(WHAT IS REQUIRED): Copy nothing but the lines running from the one containing "Decode this image" through the end of the listing below. Drop the pictures.

=-=-=

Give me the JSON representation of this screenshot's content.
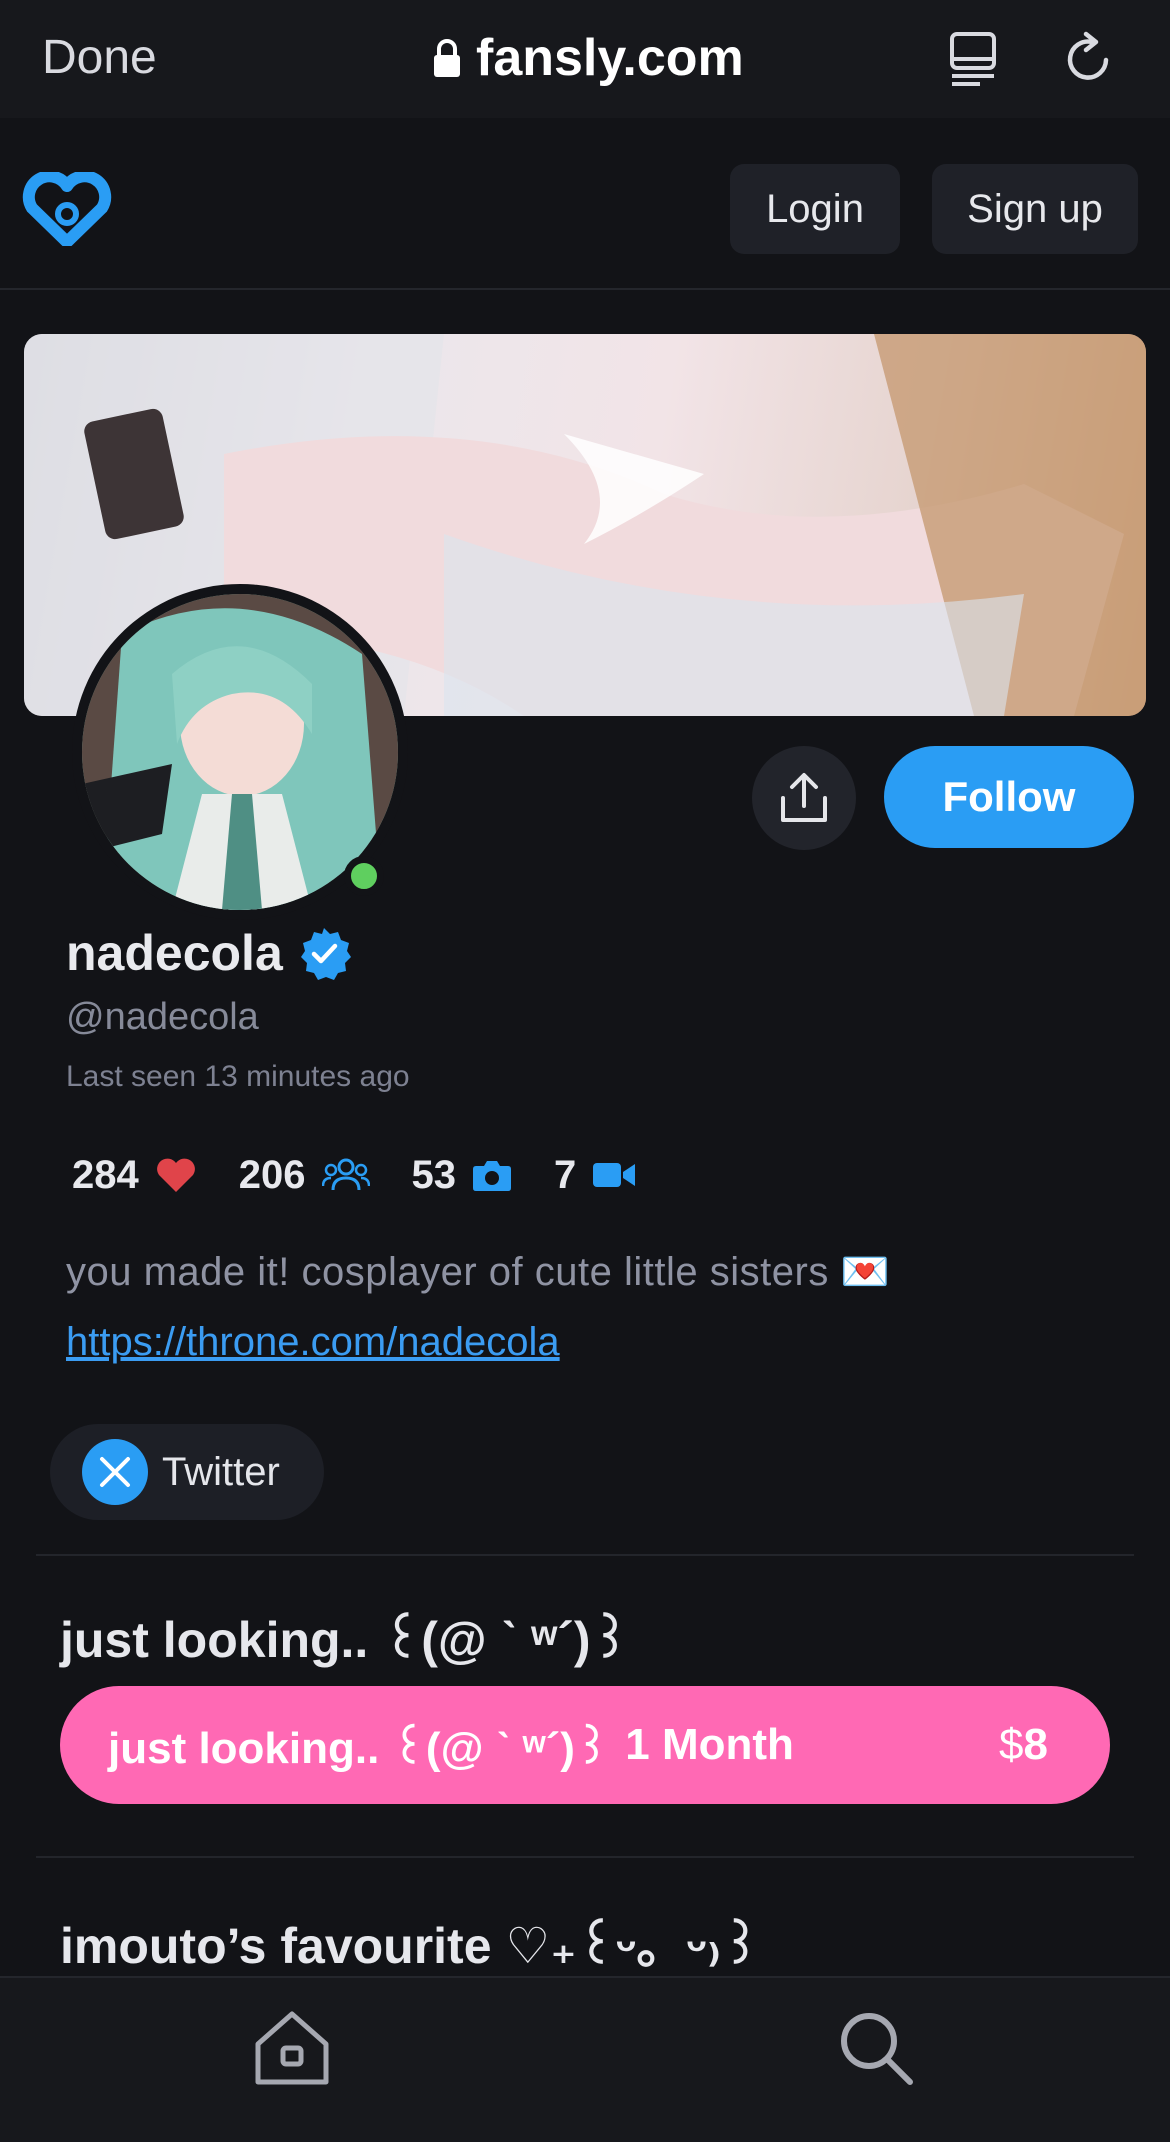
{
  "browser": {
    "done_label": "Done",
    "url": "fansly.com"
  },
  "header": {
    "login_label": "Login",
    "signup_label": "Sign up"
  },
  "profile": {
    "display_name": "nadecola",
    "handle": "@nadecola",
    "last_seen": "Last seen 13 minutes ago",
    "follow_label": "Follow",
    "online": true
  },
  "stats": {
    "likes": "284",
    "followers": "206",
    "photos": "53",
    "videos": "7"
  },
  "bio": {
    "text": "you made it! cosplayer of cute little sisters 💌",
    "link": "https://throne.com/nadecola"
  },
  "socials": {
    "twitter_label": "Twitter"
  },
  "tiers": [
    {
      "title": "just looking.. ꒰(@ ˋ ʷ´)꒱",
      "button_name": "just looking.. ꒰(@ ˋ ʷ´)꒱",
      "duration": "1 Month",
      "currency": "$",
      "price": "8"
    },
    {
      "title": "imouto’s favourite ♡₊꒰ᵕ。ᵕ₎꒱"
    }
  ],
  "colors": {
    "accent_blue": "#2a9df4",
    "tier_pink": "#ff69b4",
    "background": "#121317",
    "like_red": "#e0444a",
    "online_green": "#5fcf5f"
  },
  "icons": {
    "likes": "heart-icon",
    "followers": "people-icon",
    "photos": "camera-icon",
    "videos": "video-icon"
  }
}
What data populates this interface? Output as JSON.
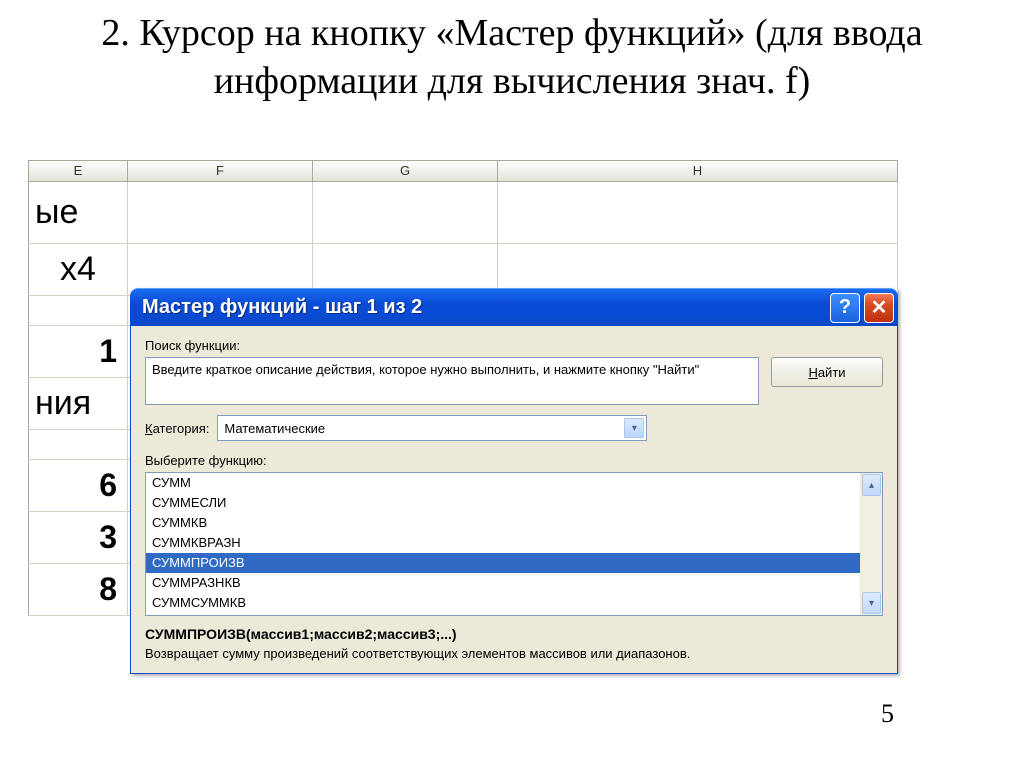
{
  "slide": {
    "title": "2. Курсор на кнопку «Мастер функций» (для ввода информации для вычисления знач. f)",
    "page_number": "5"
  },
  "sheet": {
    "columns": {
      "E": "E",
      "F": "F",
      "G": "G",
      "H": "H"
    },
    "rows": {
      "r1_partial": "ые",
      "r2_x4": "x4",
      "r3_num": "1",
      "r4_partial": "ния",
      "r5_num": "6",
      "r6_num": "3",
      "r7_num": "8"
    }
  },
  "dialog": {
    "title": "Мастер функций - шаг 1 из 2",
    "help_glyph": "?",
    "close_glyph": "✕",
    "search_label": "Поиск функции:",
    "search_text": "Введите краткое описание действия, которое нужно выполнить, и нажмите кнопку \"Найти\"",
    "find_prefix": "Н",
    "find_rest": "айти",
    "category_prefix": "К",
    "category_rest": "атегория:",
    "category_value": "Математические",
    "select_label": "Выберите функцию:",
    "functions": [
      "СУММ",
      "СУММЕСЛИ",
      "СУММКВ",
      "СУММКВРАЗН",
      "СУММПРОИЗВ",
      "СУММРАЗНКВ",
      "СУММСУММКВ"
    ],
    "selected_index": 4,
    "syntax": "СУММПРОИЗВ(массив1;массив2;массив3;...)",
    "description": "Возвращает сумму произведений соответствующих элементов массивов или диапазонов."
  }
}
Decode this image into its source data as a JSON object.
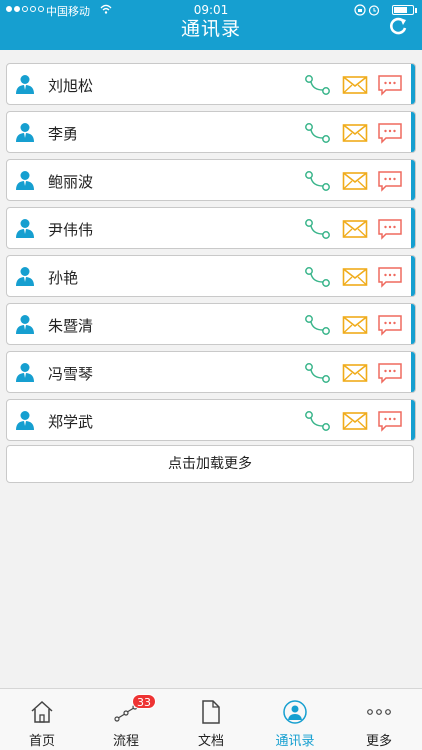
{
  "status_bar": {
    "carrier": "中国移动",
    "time": "09:01"
  },
  "nav": {
    "title": "通讯录"
  },
  "contacts": [
    {
      "name": "刘旭松"
    },
    {
      "name": "李勇"
    },
    {
      "name": "鲍丽波"
    },
    {
      "name": "尹伟伟"
    },
    {
      "name": "孙艳"
    },
    {
      "name": "朱暨清"
    },
    {
      "name": "冯雪琴"
    },
    {
      "name": "郑学武"
    }
  ],
  "load_more_label": "点击加载更多",
  "tabs": [
    {
      "label": "首页",
      "icon": "home-icon"
    },
    {
      "label": "流程",
      "icon": "flow-icon",
      "badge": "33"
    },
    {
      "label": "文档",
      "icon": "document-icon"
    },
    {
      "label": "通讯录",
      "icon": "contacts-icon",
      "active": true
    },
    {
      "label": "更多",
      "icon": "more-icon"
    }
  ],
  "colors": {
    "accent": "#169fd0",
    "phone": "#3ab58b",
    "mail": "#f0ac1b",
    "chat": "#ef6a5f",
    "badge": "#ee3333"
  }
}
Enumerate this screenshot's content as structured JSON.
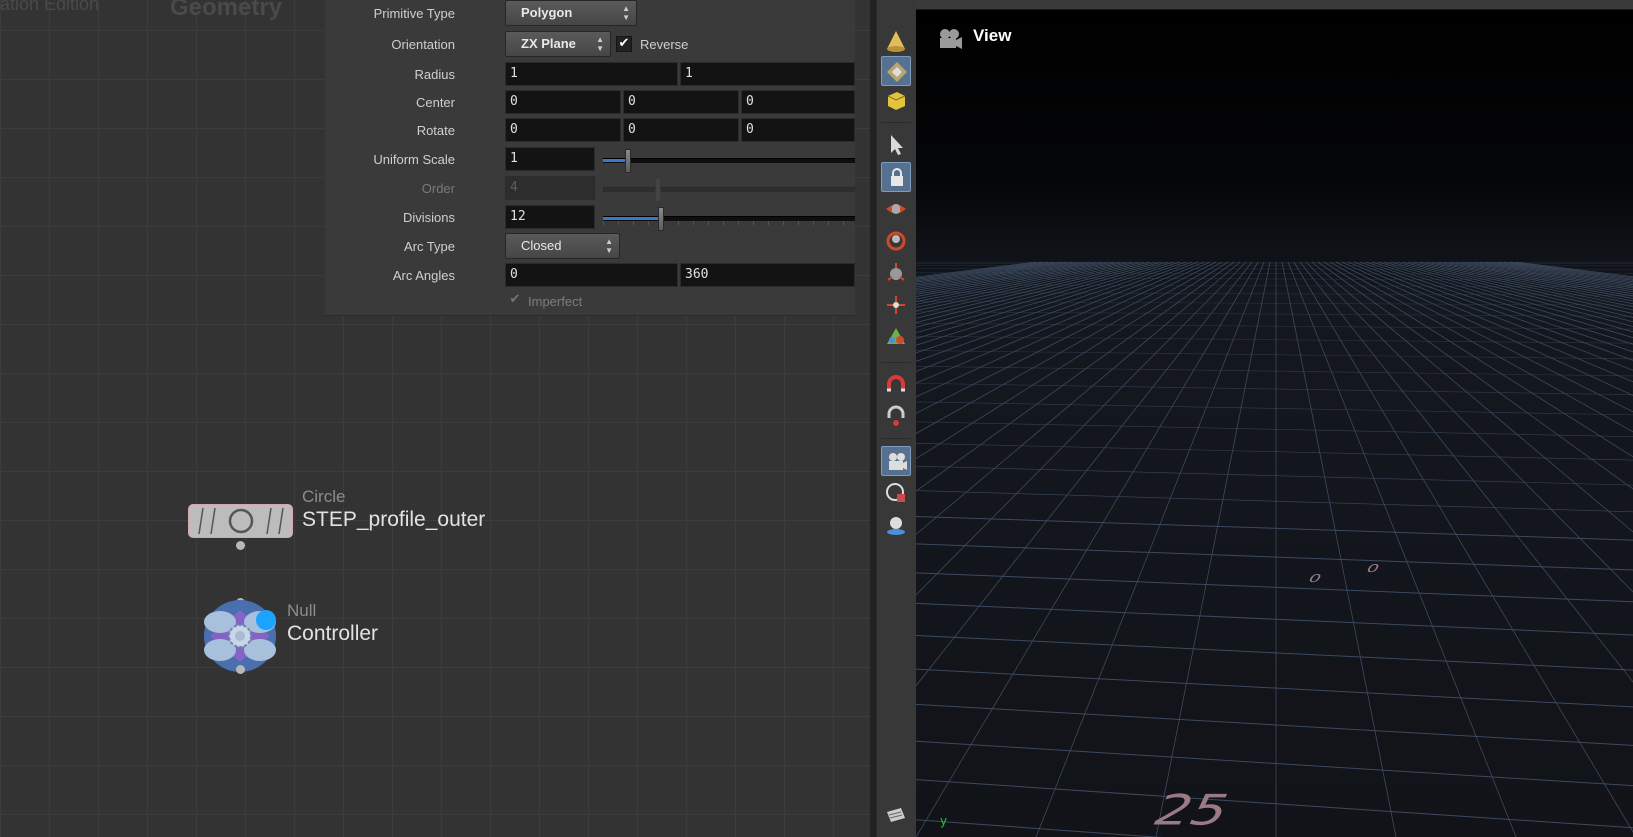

=-=-=

(TASK SOLUTION):
Decode this image into its source data as a JSON object.
{
  "status_bar": {
    "carrier": "中国移动",
    "time": "09:01"
  },
  "nav": {
    "title": "通讯录"
  },
  "contacts": [
    {
      "name": "刘旭松"
    },
    {
      "name": "李勇"
    },
    {
      "name": "鲍丽波"
    },
    {
      "name": "尹伟伟"
    },
    {
      "name": "孙艳"
    },
    {
      "name": "朱暨清"
    },
    {
      "name": "冯雪琴"
    },
    {
      "name": "郑学武"
    }
  ],
  "load_more_label": "点击加载更多",
  "tabs": [
    {
      "label": "首页",
      "icon": "home-icon"
    },
    {
      "label": "流程",
      "icon": "flow-icon",
      "badge": "33"
    },
    {
      "label": "文档",
      "icon": "document-icon"
    },
    {
      "label": "通讯录",
      "icon": "contacts-icon",
      "active": true
    },
    {
      "label": "更多",
      "icon": "more-icon"
    }
  ],
  "colors": {
    "accent": "#169fd0",
    "phone": "#3ab58b",
    "mail": "#f0ac1b",
    "chat": "#ef6a5f",
    "badge": "#ee3333"
  }
}
Enumerate this screenshot's content as structured JSON.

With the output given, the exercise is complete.